# [WRITTEN INSTRUCTION]
Print the complete set of entries exactly.

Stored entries
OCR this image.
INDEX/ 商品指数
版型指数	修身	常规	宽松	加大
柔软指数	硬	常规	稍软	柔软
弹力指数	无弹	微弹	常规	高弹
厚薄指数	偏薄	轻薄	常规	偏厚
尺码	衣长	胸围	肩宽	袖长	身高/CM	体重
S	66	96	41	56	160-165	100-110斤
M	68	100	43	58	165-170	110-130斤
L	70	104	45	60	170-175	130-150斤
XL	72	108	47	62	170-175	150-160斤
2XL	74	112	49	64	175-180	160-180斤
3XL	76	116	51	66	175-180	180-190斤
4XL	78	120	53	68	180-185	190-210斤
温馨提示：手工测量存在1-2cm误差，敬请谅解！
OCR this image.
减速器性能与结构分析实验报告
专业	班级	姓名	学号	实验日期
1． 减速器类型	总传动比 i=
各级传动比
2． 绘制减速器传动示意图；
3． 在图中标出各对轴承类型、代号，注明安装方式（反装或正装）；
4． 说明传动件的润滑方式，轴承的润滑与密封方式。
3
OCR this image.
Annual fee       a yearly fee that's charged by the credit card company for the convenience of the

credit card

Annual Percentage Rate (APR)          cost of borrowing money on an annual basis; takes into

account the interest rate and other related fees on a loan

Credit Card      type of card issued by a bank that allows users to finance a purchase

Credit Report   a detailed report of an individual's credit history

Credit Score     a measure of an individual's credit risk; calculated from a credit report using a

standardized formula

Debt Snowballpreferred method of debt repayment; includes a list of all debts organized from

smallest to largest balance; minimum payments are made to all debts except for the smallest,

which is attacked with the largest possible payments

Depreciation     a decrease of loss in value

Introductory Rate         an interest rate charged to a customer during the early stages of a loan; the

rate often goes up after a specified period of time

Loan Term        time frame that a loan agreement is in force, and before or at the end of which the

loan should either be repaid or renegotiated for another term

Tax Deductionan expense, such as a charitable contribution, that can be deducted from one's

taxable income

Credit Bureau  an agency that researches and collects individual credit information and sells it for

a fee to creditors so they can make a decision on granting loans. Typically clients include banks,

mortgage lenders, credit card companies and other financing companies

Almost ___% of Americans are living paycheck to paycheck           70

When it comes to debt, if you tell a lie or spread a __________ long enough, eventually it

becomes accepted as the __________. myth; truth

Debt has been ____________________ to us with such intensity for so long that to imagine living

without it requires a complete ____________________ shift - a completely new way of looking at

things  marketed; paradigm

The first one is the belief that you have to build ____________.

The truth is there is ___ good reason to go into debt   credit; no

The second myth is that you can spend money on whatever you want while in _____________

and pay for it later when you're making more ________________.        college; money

# [RESULT OF THIS EXERCISE]
OCR this image.
INDEX/ 商品指数
版型指数	修身	常规	宽松	加大
柔软指数	硬	常规	稍软	柔软
弹力指数	无弹	微弹	常规	高弹
厚薄指数	偏薄	轻薄	常规	偏厚
尺码	衣长	胸围	肩宽	袖长	身高/CM	体重
S	66	96	41	56	160-165	100-110斤
M	68	100	43	58	165-170	110-130斤
L	70	104	45	60	170-175	130-150斤
XL	72	108	47	62	170-175	150-160斤
2XL	74	112	49	64	175-180	160-180斤
3XL	76	116	51	66	175-180	180-190斤
4XL	78	120	53	68	180-185	190-210斤
温馨提示：手工测量存在1-2cm误差，敬请谅解！
OCR this image.
减速器性能与结构分析实验报告
专业	班级	姓名	学号	实验日期
1． 减速器类型	总传动比 i=
各级传动比
2． 绘制减速器传动示意图；
3． 在图中标出各对轴承类型、代号，注明安装方式（反装或正装）；
4． 说明传动件的润滑方式，轴承的润滑与密封方式。
3
OCR this image.
Annual fee       a yearly fee that's charged by the credit card company for the convenience of the

credit card

Annual Percentage Rate (APR)          cost of borrowing money on an annual basis; takes into

account the interest rate and other related fees on a loan

Credit Card      type of card issued by a bank that allows users to finance a purchase

Credit Report   a detailed report of an individual's credit history

Credit Score     a measure of an individual's credit risk; calculated from a credit report using a

standardized formula

Debt Snowballpreferred method of debt repayment; includes a list of all debts organized from

smallest to largest balance; minimum payments are made to all debts except for the smallest,

which is attacked with the largest possible payments

Depreciation     a decrease of loss in value

Introductory Rate         an interest rate charged to a customer during the early stages of a loan; the

rate often goes up after a specified period of time

Loan Term        time frame that a loan agreement is in force, and before or at the end of which the

loan should either be repaid or renegotiated for another term

Tax Deductionan expense, such as a charitable contribution, that can be deducted from one's

taxable income

Credit Bureau  an agency that researches and collects individual credit information and sells it for

a fee to creditors so they can make a decision on granting loans. Typically clients include banks,

mortgage lenders, credit card companies and other financing companies

Almost ___% of Americans are living paycheck to paycheck           70

When it comes to debt, if you tell a lie or spread a __________ long enough, eventually it

becomes accepted as the __________. myth; truth

Debt has been ____________________ to us with such intensity for so long that to imagine living

without it requires a complete ____________________ shift - a completely new way of looking at

things  marketed; paradigm

The first one is the belief that you have to build ____________.

The truth is there is ___ good reason to go into debt   credit; no

The second myth is that you can spend money on whatever you want while in _____________

and pay for it later when you're making more ________________.        college; money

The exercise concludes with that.